| Task to complete |
Copy each line that has the string "jesteście" somewhere in it.

| Extracted records |

'''

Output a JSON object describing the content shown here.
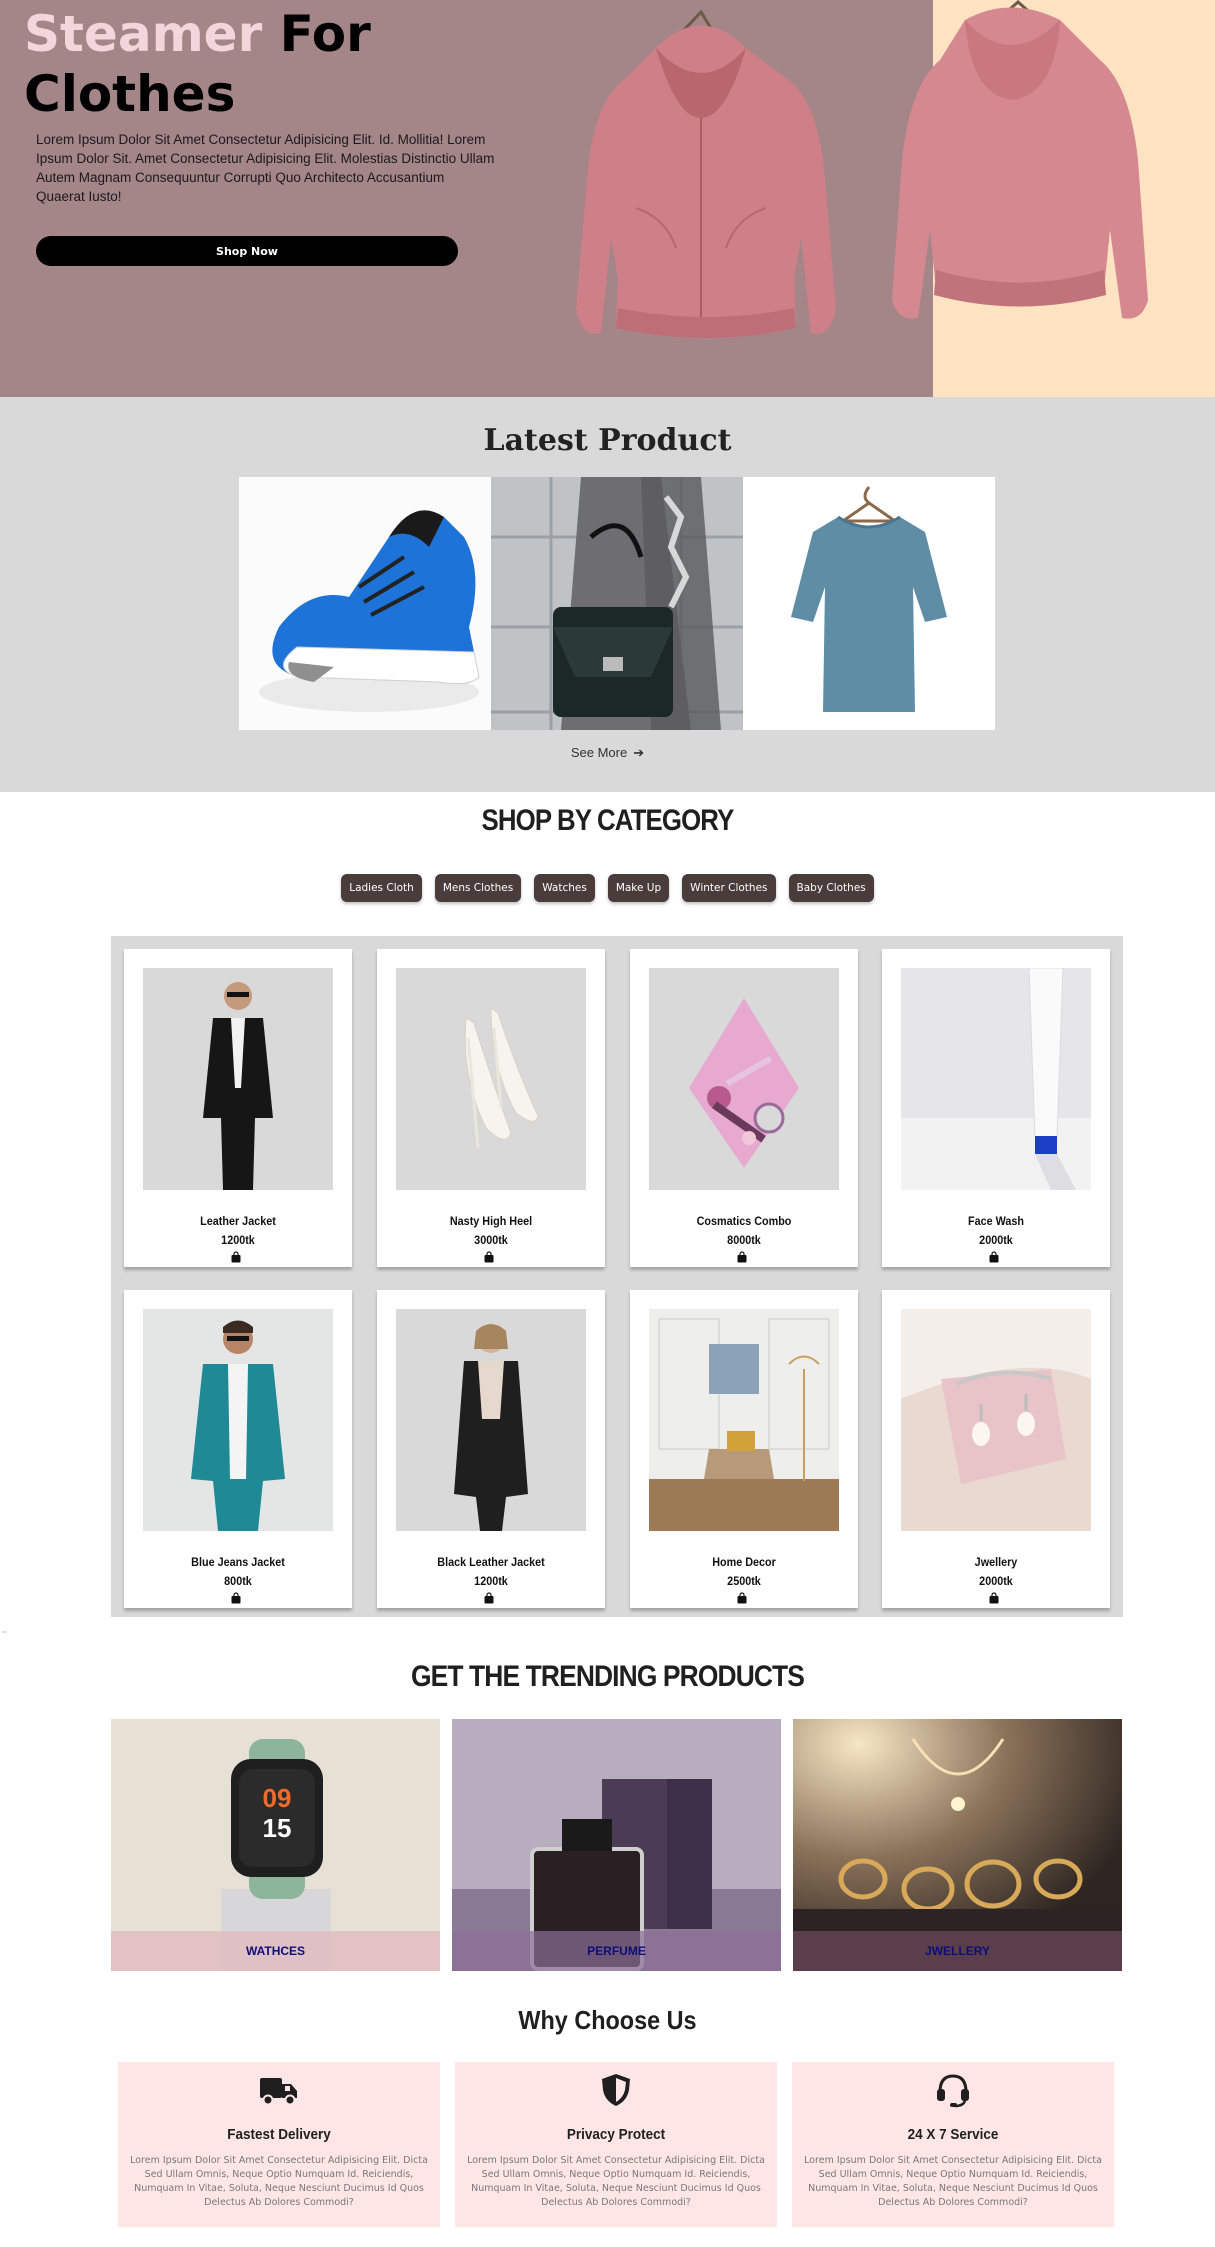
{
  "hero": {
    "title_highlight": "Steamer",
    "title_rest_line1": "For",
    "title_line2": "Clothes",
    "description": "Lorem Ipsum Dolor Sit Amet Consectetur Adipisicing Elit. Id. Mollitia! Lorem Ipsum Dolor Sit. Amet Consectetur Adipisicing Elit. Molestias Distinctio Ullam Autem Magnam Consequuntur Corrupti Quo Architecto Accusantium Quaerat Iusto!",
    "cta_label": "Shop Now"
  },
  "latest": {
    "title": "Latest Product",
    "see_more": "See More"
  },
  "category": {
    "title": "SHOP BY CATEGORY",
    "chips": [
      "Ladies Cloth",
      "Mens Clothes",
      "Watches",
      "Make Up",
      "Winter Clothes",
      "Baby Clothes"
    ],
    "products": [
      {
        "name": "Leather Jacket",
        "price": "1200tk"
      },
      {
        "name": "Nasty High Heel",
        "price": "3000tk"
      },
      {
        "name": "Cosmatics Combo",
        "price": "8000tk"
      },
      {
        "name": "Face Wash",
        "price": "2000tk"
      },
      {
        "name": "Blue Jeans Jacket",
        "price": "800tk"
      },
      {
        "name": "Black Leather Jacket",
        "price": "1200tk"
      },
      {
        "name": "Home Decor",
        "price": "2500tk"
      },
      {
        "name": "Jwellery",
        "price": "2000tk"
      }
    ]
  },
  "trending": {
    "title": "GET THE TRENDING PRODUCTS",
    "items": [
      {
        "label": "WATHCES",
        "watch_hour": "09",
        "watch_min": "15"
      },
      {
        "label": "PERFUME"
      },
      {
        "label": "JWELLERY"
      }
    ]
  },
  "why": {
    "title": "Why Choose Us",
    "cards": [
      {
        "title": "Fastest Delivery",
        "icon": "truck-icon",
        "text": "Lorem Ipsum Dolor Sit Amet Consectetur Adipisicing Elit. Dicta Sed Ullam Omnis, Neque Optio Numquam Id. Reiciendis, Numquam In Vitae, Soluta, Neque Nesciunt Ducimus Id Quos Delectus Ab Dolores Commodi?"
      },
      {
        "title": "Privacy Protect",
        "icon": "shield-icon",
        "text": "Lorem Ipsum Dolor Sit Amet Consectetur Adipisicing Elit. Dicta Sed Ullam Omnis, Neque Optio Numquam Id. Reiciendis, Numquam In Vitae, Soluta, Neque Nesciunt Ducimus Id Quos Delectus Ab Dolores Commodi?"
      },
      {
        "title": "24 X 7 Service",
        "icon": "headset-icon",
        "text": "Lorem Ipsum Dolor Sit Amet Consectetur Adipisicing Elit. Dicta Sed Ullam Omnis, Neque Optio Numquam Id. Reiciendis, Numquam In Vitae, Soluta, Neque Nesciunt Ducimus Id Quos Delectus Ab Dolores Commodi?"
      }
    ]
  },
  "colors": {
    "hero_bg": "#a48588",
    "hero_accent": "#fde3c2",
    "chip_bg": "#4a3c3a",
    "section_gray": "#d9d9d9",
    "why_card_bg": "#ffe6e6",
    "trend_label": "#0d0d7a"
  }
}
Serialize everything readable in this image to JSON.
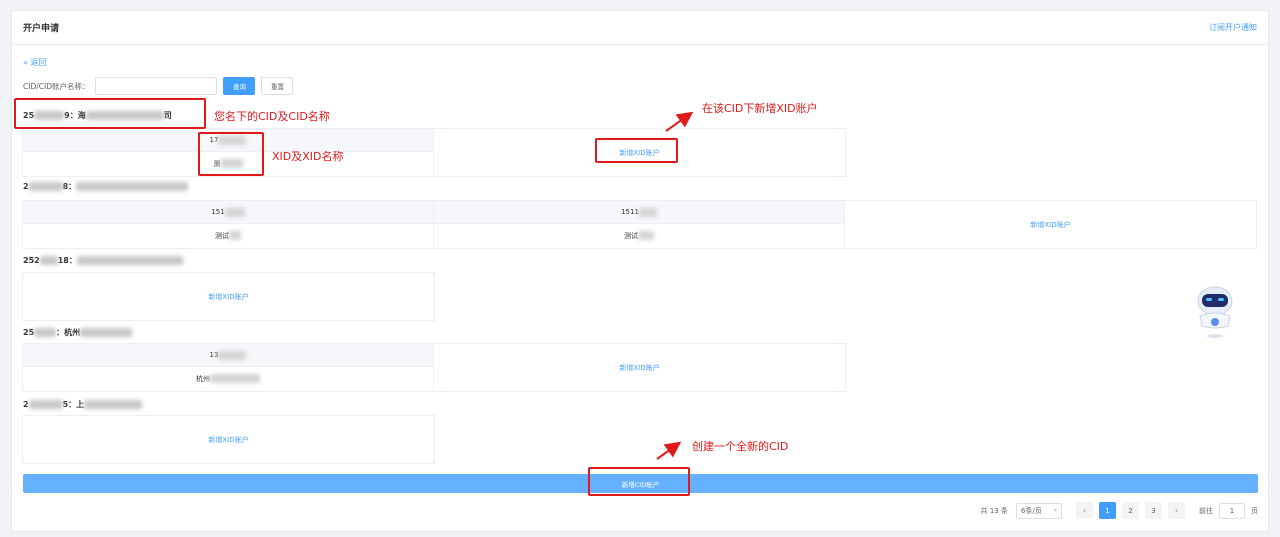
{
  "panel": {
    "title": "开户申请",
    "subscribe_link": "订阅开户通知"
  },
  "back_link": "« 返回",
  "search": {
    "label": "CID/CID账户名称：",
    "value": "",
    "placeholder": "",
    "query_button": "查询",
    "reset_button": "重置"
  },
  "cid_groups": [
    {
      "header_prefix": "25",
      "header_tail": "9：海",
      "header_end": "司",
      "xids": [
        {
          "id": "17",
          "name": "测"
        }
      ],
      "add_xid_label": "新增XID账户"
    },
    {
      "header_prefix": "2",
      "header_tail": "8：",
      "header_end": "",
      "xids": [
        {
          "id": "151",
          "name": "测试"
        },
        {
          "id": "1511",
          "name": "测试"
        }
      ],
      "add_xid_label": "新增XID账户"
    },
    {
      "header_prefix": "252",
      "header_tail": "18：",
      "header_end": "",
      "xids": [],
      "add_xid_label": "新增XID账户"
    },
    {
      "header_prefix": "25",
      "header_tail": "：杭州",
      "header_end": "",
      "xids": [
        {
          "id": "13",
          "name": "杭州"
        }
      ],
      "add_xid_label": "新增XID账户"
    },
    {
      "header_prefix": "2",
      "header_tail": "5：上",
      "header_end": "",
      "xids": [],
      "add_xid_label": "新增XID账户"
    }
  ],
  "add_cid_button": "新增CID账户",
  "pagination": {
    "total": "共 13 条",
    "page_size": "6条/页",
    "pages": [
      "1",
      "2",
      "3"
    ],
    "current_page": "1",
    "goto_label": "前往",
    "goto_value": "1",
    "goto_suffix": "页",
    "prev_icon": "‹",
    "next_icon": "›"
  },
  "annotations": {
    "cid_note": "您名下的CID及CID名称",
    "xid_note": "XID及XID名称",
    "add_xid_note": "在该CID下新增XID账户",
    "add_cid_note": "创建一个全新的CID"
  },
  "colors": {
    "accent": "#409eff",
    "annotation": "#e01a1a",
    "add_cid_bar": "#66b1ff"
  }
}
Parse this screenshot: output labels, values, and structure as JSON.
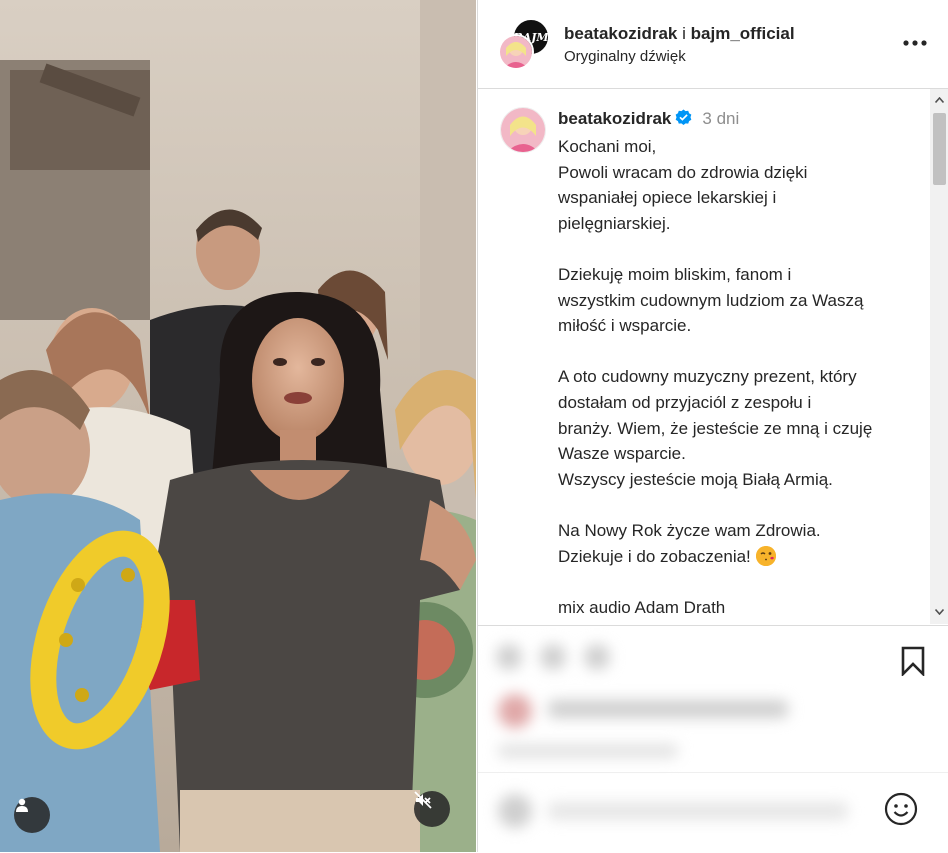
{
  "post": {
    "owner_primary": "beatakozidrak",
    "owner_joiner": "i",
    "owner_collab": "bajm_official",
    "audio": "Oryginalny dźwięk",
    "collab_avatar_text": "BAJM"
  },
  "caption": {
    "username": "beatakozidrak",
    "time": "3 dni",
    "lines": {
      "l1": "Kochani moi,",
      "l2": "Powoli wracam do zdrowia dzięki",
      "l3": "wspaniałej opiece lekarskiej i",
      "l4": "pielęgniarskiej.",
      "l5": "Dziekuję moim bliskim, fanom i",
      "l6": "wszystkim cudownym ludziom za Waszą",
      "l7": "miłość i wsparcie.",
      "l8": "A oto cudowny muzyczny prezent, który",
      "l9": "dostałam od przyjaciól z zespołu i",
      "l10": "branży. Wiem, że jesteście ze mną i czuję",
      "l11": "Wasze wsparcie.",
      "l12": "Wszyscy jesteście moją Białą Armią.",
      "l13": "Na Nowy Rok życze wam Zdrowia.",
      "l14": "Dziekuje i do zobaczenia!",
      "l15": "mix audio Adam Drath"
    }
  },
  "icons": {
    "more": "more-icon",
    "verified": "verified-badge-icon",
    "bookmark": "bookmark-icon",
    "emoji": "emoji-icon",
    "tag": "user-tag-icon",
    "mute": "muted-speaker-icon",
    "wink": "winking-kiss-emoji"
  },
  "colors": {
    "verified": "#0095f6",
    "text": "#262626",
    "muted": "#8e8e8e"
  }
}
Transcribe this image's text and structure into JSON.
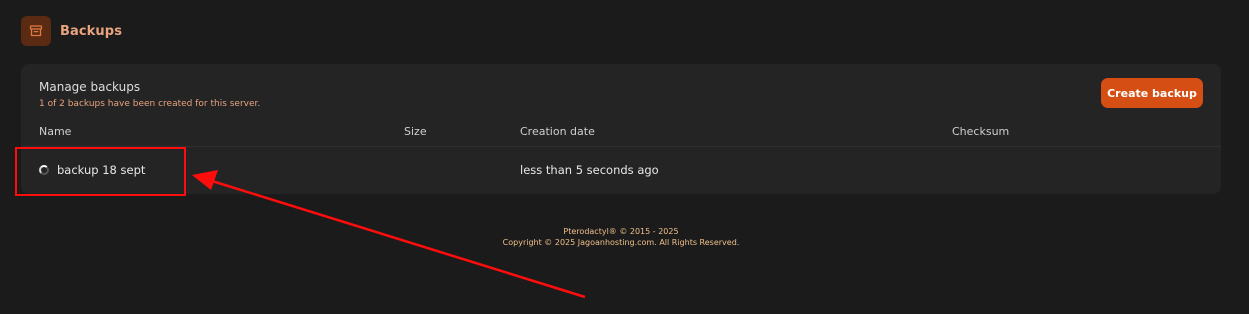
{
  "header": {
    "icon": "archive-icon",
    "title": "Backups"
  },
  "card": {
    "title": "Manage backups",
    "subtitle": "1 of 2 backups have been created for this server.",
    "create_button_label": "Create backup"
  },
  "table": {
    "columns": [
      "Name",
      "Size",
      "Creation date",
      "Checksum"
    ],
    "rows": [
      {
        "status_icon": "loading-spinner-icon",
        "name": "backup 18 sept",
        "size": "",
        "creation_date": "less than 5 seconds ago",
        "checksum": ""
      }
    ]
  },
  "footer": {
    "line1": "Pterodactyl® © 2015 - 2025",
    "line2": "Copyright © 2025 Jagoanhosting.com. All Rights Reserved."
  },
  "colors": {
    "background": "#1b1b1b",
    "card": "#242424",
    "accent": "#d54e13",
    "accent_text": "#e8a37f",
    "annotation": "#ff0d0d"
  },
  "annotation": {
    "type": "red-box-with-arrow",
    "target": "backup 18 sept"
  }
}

'''

| Problem solution |
      "l10": "branży. Wiem, że jesteście ze mną i czuję",
      "l12": "Wszyscy jesteście moją Białą Armią.",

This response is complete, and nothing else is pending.